— BEGIN —
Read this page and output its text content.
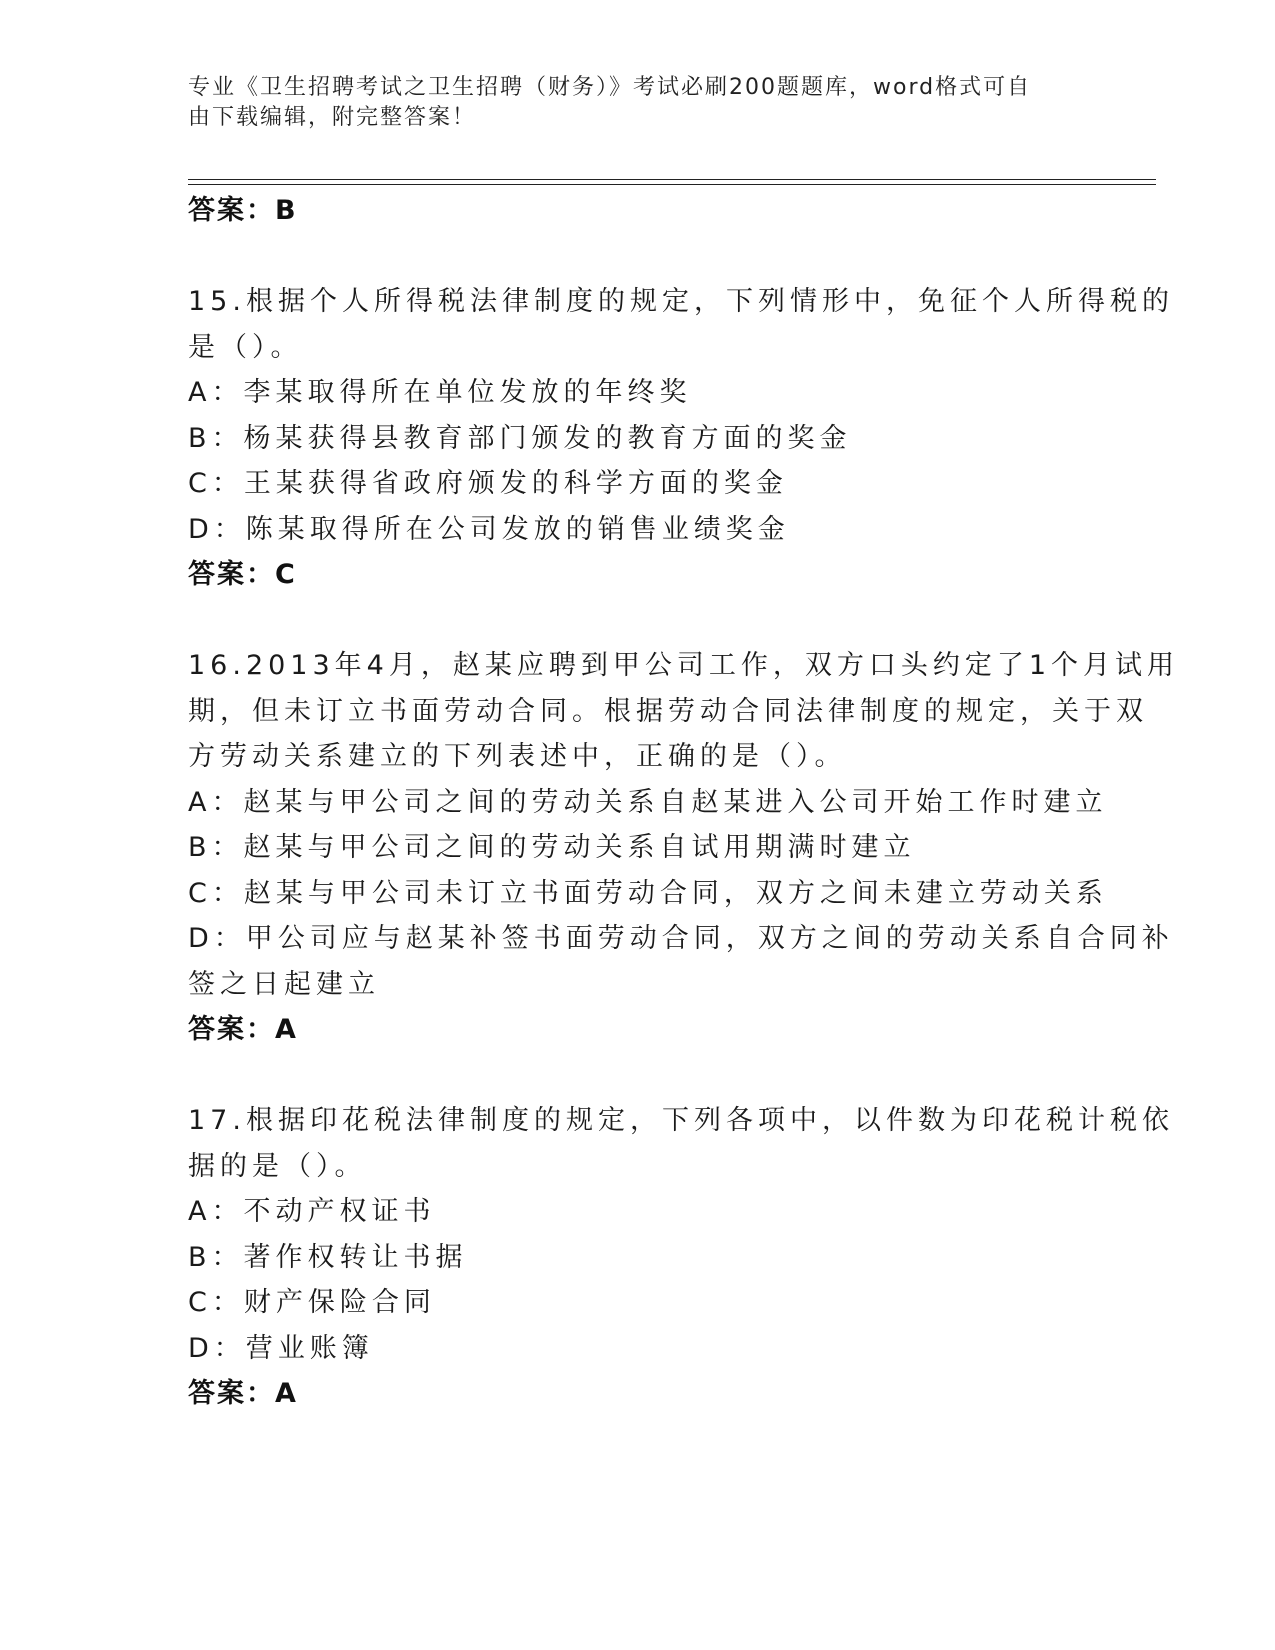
专业《卫生招聘考试之卫生招聘（财务）》考试必刷200题题库，word格式可自
由下载编辑，附完整答案！
答案：B
15.根据个人所得税法律制度的规定，下列情形中，免征个人所得税的
是（）。
A：李某取得所在单位发放的年终奖
B：杨某获得县教育部门颁发的教育方面的奖金
C：王某获得省政府颁发的科学方面的奖金
D：陈某取得所在公司发放的销售业绩奖金
答案：C
16.2013年4月，赵某应聘到甲公司工作，双方口头约定了1个月试用
期，但未订立书面劳动合同。根据劳动合同法律制度的规定，关于双
方劳动关系建立的下列表述中，正确的是（）。
A：赵某与甲公司之间的劳动关系自赵某进入公司开始工作时建立
B：赵某与甲公司之间的劳动关系自试用期满时建立
C：赵某与甲公司未订立书面劳动合同，双方之间未建立劳动关系
D：甲公司应与赵某补签书面劳动合同，双方之间的劳动关系自合同补
签之日起建立
答案：A
17.根据印花税法律制度的规定，下列各项中，以件数为印花税计税依
据的是（）。
A：不动产权证书
B：著作权转让书据
C：财产保险合同
D：营业账簿
答案：A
— END —
**What the task requires**
Quote the full listing above word for word; exclude every picture from the copy.

**Result**
Read this page and output its text content.
专业《卫生招聘考试之卫生招聘（财务）》考试必刷200题题库，word格式可自
由下载编辑，附完整答案！
答案：B
15.根据个人所得税法律制度的规定，下列情形中，免征个人所得税的
是（）。
A：李某取得所在单位发放的年终奖
B：杨某获得县教育部门颁发的教育方面的奖金
C：王某获得省政府颁发的科学方面的奖金
D：陈某取得所在公司发放的销售业绩奖金
答案：C
16.2013年4月，赵某应聘到甲公司工作，双方口头约定了1个月试用
期，但未订立书面劳动合同。根据劳动合同法律制度的规定，关于双
方劳动关系建立的下列表述中，正确的是（）。
A：赵某与甲公司之间的劳动关系自赵某进入公司开始工作时建立
B：赵某与甲公司之间的劳动关系自试用期满时建立
C：赵某与甲公司未订立书面劳动合同，双方之间未建立劳动关系
D：甲公司应与赵某补签书面劳动合同，双方之间的劳动关系自合同补
签之日起建立
答案：A
17.根据印花税法律制度的规定，下列各项中，以件数为印花税计税依
据的是（）。
A：不动产权证书
B：著作权转让书据
C：财产保险合同
D：营业账簿
答案：A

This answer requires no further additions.